Dataset items:
----------

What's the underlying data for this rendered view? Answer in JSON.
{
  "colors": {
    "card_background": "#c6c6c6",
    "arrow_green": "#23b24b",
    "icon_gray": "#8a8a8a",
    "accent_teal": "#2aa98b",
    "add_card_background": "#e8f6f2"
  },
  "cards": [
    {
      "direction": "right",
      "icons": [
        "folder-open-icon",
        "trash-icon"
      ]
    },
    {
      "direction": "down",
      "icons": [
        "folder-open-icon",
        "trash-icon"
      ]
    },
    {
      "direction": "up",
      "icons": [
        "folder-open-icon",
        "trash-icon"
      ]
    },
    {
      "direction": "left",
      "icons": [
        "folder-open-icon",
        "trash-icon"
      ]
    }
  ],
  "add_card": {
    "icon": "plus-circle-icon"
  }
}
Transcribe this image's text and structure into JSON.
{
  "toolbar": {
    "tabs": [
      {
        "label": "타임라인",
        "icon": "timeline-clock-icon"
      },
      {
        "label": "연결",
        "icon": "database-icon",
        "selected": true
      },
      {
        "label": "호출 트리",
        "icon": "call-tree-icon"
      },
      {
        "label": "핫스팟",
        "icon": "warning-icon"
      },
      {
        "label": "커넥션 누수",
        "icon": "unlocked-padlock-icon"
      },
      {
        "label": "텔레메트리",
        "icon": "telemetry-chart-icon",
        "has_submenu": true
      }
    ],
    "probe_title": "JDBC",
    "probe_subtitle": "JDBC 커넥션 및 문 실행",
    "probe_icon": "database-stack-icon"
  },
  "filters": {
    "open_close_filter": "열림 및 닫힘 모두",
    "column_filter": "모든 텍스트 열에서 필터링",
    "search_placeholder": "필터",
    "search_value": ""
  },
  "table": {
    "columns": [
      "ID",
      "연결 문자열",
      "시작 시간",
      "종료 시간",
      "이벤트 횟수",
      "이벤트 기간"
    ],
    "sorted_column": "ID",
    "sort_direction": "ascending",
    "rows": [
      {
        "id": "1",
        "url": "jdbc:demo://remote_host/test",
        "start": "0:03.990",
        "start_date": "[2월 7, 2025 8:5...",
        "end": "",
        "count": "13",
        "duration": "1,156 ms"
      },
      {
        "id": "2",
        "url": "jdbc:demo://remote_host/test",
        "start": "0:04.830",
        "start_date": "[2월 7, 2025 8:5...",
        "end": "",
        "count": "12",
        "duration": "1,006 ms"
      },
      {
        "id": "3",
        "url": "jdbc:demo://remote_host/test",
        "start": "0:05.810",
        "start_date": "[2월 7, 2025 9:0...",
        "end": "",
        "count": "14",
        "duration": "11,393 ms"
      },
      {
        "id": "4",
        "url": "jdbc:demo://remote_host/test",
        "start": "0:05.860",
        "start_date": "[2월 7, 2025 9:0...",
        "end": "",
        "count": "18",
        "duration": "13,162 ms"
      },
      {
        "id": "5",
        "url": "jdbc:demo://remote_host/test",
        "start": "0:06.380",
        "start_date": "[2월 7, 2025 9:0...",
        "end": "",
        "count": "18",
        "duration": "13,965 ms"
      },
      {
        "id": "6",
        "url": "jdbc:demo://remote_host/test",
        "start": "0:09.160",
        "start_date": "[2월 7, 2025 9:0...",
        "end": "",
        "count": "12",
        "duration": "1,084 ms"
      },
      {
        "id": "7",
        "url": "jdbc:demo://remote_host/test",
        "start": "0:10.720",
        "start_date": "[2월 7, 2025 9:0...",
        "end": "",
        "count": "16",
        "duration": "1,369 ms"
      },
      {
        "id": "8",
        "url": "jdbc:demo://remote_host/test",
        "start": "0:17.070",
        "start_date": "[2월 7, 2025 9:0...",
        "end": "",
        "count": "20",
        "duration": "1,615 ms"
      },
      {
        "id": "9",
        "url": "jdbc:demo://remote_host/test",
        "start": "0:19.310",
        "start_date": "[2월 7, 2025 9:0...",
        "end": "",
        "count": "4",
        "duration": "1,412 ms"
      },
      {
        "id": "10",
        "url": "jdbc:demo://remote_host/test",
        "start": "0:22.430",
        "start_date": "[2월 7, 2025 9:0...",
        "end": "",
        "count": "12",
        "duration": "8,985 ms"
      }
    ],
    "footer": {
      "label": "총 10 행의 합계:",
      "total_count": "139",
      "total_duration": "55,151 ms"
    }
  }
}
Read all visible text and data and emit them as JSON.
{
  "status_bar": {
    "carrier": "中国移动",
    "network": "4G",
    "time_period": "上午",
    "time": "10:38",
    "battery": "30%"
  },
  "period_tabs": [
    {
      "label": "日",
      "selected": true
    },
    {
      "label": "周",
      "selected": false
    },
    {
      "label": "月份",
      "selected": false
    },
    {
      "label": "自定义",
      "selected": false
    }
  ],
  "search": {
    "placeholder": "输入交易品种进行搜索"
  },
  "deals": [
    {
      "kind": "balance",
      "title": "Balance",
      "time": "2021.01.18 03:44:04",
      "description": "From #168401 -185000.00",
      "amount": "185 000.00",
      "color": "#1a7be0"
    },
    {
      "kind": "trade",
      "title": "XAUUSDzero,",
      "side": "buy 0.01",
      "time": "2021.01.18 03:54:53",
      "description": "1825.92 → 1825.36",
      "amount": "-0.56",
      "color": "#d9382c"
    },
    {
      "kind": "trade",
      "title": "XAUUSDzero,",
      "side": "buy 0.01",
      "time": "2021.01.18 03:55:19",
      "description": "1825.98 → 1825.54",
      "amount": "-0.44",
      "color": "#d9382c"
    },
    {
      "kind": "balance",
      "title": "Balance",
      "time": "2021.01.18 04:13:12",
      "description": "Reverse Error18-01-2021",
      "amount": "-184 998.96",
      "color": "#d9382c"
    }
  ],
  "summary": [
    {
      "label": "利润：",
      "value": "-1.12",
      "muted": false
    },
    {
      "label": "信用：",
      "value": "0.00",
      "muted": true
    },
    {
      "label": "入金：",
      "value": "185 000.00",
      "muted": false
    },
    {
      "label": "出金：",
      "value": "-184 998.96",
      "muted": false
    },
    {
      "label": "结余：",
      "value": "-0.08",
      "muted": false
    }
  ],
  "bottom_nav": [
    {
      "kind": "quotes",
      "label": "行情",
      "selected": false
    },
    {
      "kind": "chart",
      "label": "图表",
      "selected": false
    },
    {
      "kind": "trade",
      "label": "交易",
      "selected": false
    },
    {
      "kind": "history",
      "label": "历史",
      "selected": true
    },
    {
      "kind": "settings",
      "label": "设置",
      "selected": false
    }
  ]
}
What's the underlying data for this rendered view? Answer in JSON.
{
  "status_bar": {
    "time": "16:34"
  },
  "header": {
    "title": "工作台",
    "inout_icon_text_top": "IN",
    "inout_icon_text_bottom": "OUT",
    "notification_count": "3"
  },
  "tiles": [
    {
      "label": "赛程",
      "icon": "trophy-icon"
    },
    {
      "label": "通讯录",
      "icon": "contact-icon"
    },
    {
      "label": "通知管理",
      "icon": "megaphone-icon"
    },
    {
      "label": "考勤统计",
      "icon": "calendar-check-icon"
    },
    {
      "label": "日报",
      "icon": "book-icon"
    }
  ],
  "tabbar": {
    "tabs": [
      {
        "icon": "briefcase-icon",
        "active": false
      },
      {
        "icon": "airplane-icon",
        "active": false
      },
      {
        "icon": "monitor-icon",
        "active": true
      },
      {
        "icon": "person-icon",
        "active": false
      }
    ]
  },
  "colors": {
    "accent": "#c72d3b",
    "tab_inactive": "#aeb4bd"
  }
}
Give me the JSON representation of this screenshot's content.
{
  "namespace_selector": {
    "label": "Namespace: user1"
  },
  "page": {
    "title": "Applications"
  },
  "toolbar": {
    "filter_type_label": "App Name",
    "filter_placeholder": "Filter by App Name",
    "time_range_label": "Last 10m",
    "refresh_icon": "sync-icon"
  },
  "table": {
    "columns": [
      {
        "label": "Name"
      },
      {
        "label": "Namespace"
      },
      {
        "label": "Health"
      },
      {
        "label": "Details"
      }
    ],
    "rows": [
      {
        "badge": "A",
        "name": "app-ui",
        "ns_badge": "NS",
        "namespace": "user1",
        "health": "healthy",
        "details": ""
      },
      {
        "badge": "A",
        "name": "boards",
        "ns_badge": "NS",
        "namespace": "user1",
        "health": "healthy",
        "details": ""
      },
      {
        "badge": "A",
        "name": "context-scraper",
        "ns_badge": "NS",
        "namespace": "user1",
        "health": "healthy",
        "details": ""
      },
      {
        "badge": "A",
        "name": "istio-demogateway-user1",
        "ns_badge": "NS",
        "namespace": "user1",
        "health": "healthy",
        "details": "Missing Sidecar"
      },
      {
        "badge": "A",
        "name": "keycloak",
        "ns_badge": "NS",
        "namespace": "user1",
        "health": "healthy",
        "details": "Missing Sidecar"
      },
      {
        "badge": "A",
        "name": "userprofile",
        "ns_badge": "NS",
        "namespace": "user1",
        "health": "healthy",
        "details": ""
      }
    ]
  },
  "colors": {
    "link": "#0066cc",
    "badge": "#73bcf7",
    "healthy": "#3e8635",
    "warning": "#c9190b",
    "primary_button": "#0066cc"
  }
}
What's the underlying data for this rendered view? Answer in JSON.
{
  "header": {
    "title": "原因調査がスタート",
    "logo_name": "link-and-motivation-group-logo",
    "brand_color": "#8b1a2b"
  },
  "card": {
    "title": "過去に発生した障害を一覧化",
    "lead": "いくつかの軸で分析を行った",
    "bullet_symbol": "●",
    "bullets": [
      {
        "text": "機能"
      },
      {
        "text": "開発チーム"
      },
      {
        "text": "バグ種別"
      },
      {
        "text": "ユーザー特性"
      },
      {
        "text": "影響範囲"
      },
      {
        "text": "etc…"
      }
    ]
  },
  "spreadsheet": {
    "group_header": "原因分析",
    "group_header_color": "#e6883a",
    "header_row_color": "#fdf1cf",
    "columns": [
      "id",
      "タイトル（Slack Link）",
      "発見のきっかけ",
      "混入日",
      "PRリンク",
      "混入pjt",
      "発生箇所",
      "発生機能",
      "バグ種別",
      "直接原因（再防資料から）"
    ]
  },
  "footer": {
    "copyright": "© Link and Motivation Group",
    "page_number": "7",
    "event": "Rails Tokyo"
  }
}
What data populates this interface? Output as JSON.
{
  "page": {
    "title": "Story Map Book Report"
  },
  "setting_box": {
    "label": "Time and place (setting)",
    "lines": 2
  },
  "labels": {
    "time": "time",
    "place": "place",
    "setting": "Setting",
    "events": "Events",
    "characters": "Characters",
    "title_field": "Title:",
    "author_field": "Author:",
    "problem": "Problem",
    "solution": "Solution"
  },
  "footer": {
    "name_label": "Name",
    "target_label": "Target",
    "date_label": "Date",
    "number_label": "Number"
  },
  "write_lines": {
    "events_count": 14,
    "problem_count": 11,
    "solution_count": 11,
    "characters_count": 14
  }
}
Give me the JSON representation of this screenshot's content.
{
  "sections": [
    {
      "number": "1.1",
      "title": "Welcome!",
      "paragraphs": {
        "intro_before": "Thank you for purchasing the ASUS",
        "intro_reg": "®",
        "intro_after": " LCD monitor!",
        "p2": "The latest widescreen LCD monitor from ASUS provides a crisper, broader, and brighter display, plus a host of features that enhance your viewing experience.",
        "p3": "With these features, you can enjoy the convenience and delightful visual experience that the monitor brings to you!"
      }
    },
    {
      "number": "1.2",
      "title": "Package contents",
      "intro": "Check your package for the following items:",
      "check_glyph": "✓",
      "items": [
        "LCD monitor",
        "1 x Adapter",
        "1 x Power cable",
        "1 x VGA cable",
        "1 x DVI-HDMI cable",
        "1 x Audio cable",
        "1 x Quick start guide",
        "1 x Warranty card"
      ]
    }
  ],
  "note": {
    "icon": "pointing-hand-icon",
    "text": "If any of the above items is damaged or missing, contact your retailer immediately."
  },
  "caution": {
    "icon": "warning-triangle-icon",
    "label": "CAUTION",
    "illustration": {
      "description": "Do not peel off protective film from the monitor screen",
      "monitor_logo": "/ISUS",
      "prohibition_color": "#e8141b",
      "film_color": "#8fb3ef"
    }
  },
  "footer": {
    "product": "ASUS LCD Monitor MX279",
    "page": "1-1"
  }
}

----------

What is expected:
Select and copy each line from the data that includes the word "contact".

Solution to the problem:
      "icon": "contact-icon"
    "text": "If any of the above items is damaged or missing, contact your retailer immediately."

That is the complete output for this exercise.